Saved entries:
---+---

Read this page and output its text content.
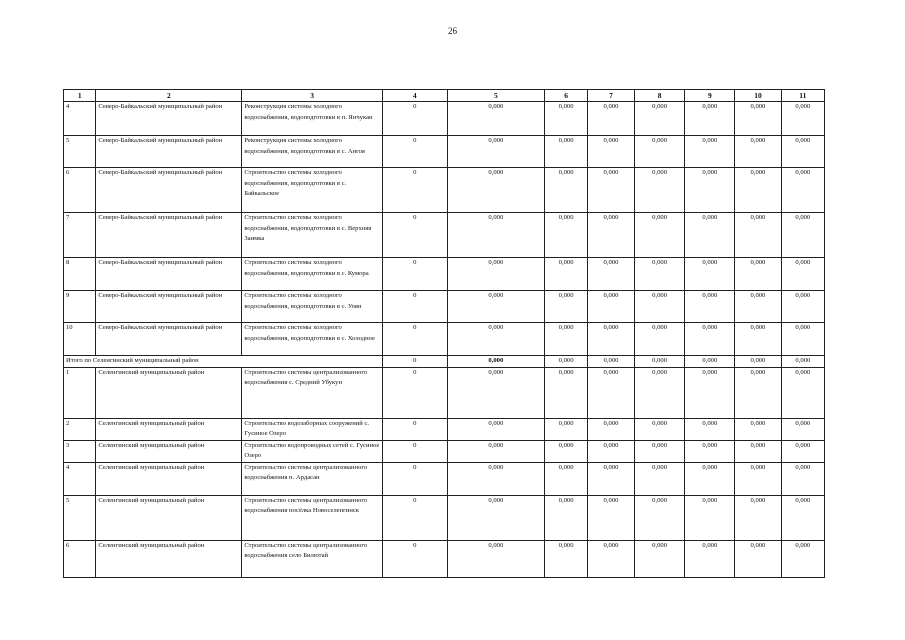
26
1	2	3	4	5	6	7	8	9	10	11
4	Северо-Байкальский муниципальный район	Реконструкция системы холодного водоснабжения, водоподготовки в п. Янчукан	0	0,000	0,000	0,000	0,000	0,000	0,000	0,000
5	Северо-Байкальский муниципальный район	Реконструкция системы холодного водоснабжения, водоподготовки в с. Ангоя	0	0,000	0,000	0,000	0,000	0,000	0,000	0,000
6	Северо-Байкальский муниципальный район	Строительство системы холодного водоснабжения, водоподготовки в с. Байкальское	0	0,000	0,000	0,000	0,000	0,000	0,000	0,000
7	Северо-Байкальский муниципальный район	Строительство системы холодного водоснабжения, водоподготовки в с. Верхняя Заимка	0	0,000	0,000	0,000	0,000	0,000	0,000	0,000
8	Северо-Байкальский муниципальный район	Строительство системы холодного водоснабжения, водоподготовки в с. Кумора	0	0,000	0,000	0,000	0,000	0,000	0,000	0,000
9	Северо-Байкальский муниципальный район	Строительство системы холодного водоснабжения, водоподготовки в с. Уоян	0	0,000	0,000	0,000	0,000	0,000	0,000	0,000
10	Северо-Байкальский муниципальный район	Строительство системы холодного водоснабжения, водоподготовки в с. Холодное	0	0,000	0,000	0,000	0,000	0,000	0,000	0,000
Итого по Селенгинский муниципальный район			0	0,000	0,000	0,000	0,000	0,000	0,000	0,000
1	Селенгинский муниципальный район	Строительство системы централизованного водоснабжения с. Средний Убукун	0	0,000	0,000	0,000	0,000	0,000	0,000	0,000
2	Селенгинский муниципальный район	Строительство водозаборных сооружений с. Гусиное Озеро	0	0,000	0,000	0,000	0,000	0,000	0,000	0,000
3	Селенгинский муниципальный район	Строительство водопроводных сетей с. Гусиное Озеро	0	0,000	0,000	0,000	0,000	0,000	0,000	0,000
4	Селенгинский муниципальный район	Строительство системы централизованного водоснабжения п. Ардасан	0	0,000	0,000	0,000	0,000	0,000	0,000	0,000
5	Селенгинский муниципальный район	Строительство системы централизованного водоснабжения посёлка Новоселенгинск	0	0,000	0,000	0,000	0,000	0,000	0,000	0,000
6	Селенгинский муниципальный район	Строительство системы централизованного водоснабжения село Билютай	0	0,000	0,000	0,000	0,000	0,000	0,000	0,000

---+---

# Written instruction
Every line of the listing that holds "Селенгинский" is to be counted; give only the resulting number.

# Answer
7